◆ **Directions**: For the copy, please give all of the data again exactly and leave the pictures out.
# Source records start
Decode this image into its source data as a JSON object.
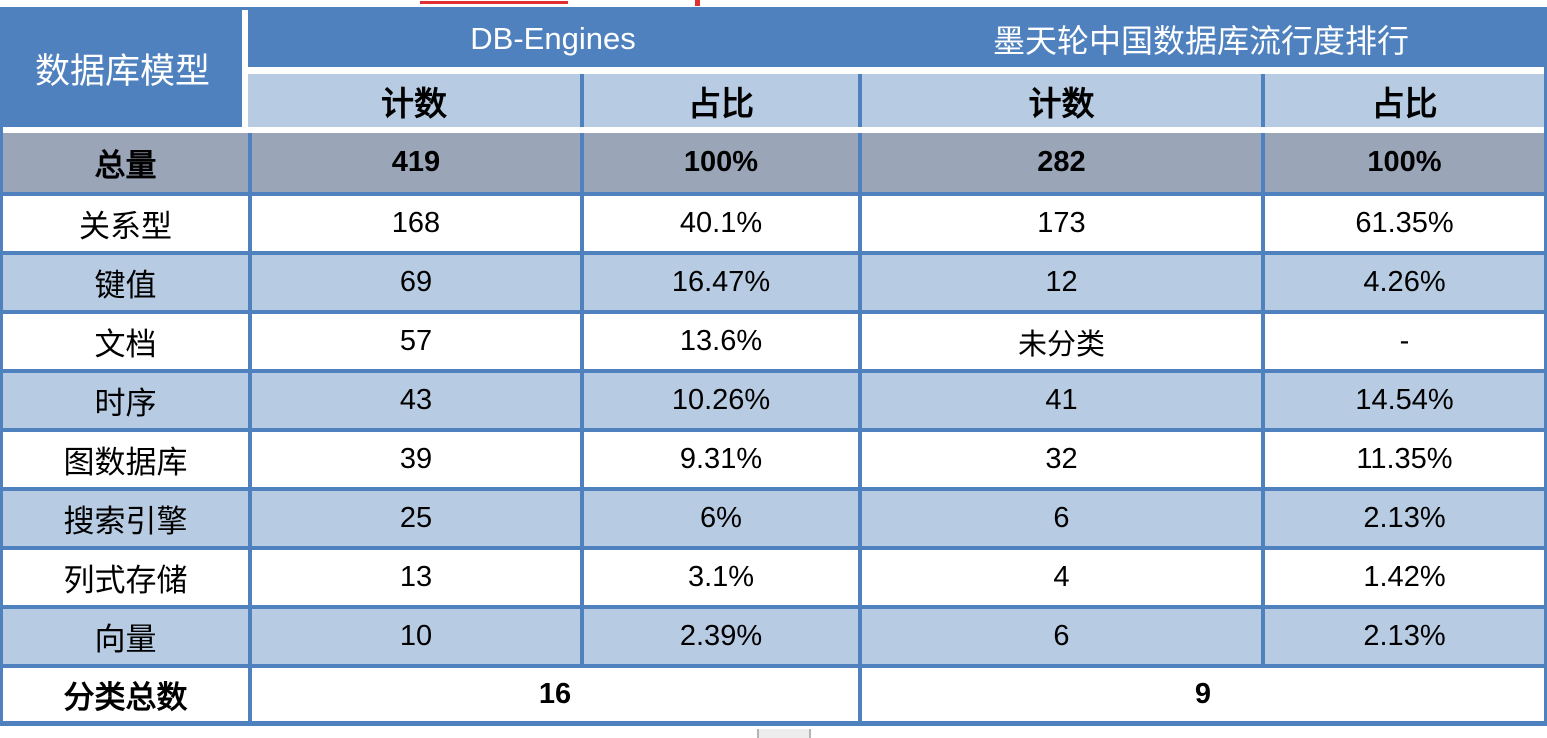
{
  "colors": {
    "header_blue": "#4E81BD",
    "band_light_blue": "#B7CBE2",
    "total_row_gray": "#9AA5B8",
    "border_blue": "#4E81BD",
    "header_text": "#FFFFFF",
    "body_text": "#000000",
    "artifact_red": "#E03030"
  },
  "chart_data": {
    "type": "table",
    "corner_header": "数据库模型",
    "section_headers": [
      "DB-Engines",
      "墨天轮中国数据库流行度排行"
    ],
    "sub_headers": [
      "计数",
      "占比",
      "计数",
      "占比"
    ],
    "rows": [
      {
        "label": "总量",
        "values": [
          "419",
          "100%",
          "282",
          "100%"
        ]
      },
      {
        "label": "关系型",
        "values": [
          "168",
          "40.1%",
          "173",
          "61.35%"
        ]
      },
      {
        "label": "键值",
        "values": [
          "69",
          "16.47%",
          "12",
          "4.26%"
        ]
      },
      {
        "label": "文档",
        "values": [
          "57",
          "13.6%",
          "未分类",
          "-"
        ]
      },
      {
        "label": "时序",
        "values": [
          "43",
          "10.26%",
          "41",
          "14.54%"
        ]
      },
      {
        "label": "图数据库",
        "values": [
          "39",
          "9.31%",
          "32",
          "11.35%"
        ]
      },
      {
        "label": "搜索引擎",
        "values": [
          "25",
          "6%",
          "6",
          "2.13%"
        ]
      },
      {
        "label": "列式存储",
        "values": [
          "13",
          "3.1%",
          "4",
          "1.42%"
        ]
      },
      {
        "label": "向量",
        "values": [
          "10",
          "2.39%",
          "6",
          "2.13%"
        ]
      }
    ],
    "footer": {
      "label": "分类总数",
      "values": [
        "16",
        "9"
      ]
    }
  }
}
# Source records end
◆ **The answer**:
Decode this image into its source data as a JSON object.
{
  "colors": {
    "header_blue": "#4E81BD",
    "band_light_blue": "#B7CBE2",
    "total_row_gray": "#9AA5B8",
    "border_blue": "#4E81BD",
    "header_text": "#FFFFFF",
    "body_text": "#000000",
    "artifact_red": "#E03030"
  },
  "chart_data": {
    "type": "table",
    "corner_header": "数据库模型",
    "section_headers": [
      "DB-Engines",
      "墨天轮中国数据库流行度排行"
    ],
    "sub_headers": [
      "计数",
      "占比",
      "计数",
      "占比"
    ],
    "rows": [
      {
        "label": "总量",
        "values": [
          "419",
          "100%",
          "282",
          "100%"
        ]
      },
      {
        "label": "关系型",
        "values": [
          "168",
          "40.1%",
          "173",
          "61.35%"
        ]
      },
      {
        "label": "键值",
        "values": [
          "69",
          "16.47%",
          "12",
          "4.26%"
        ]
      },
      {
        "label": "文档",
        "values": [
          "57",
          "13.6%",
          "未分类",
          "-"
        ]
      },
      {
        "label": "时序",
        "values": [
          "43",
          "10.26%",
          "41",
          "14.54%"
        ]
      },
      {
        "label": "图数据库",
        "values": [
          "39",
          "9.31%",
          "32",
          "11.35%"
        ]
      },
      {
        "label": "搜索引擎",
        "values": [
          "25",
          "6%",
          "6",
          "2.13%"
        ]
      },
      {
        "label": "列式存储",
        "values": [
          "13",
          "3.1%",
          "4",
          "1.42%"
        ]
      },
      {
        "label": "向量",
        "values": [
          "10",
          "2.39%",
          "6",
          "2.13%"
        ]
      }
    ],
    "footer": {
      "label": "分类总数",
      "values": [
        "16",
        "9"
      ]
    }
  }
}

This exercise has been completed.